The request: Locate the lines that hold the string "from". Copy every such line.

Record list:

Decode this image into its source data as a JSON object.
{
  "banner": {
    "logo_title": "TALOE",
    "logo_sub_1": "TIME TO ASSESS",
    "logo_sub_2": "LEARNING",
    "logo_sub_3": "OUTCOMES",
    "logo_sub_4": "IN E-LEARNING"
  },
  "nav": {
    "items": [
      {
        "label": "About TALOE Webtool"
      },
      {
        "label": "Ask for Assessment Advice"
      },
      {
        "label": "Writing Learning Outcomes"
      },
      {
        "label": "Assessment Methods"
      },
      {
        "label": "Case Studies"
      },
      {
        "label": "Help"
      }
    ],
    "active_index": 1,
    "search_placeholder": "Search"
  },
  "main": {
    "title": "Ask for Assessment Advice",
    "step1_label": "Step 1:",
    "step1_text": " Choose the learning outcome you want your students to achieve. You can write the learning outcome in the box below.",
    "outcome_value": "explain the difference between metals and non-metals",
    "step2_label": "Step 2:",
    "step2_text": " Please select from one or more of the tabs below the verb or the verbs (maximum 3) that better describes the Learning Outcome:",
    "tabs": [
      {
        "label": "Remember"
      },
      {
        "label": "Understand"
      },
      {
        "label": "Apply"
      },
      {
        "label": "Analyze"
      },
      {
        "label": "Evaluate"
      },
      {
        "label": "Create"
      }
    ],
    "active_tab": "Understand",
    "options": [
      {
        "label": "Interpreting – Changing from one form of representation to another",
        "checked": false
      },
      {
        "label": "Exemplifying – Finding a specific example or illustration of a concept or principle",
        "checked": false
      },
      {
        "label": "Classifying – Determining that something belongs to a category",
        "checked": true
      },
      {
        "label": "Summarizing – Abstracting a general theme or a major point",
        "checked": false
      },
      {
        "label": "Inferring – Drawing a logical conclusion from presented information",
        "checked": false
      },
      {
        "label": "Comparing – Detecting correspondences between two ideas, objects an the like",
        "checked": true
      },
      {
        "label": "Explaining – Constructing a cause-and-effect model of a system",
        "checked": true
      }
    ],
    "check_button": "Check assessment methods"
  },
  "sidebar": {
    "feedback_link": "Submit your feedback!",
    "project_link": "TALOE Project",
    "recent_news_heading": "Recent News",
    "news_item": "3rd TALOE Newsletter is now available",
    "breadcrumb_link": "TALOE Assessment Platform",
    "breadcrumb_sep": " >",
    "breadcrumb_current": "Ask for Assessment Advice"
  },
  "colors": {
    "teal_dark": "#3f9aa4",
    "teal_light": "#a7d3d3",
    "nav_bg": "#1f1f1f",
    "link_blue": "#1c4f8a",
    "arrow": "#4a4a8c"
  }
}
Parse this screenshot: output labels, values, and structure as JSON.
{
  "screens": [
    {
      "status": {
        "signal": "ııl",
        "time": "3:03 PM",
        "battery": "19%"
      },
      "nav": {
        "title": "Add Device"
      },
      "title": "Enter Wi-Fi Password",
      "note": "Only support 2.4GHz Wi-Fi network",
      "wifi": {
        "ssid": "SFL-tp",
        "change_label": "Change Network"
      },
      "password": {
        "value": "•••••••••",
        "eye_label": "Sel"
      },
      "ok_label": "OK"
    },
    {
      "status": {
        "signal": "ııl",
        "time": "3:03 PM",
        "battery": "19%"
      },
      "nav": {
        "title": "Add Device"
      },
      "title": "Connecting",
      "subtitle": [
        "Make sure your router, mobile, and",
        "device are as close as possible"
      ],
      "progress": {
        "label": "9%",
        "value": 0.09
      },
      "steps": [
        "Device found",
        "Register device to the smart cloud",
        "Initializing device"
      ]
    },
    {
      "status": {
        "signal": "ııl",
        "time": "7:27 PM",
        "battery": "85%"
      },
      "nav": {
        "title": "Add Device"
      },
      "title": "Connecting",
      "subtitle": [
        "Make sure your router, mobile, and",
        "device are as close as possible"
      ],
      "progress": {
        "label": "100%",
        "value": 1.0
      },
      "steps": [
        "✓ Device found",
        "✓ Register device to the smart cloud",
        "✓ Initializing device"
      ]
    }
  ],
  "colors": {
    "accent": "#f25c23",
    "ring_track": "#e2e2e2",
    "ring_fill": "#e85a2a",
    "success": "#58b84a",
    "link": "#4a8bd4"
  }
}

Correct response:
    "step2_text": " Please select from one or more of the tabs below the verb or the verbs (maximum 3) that better describes the Learning Outcome:",
        "label": "Interpreting – Changing from one form of representation to another",
        "label": "Inferring – Drawing a logical conclusion from presented information",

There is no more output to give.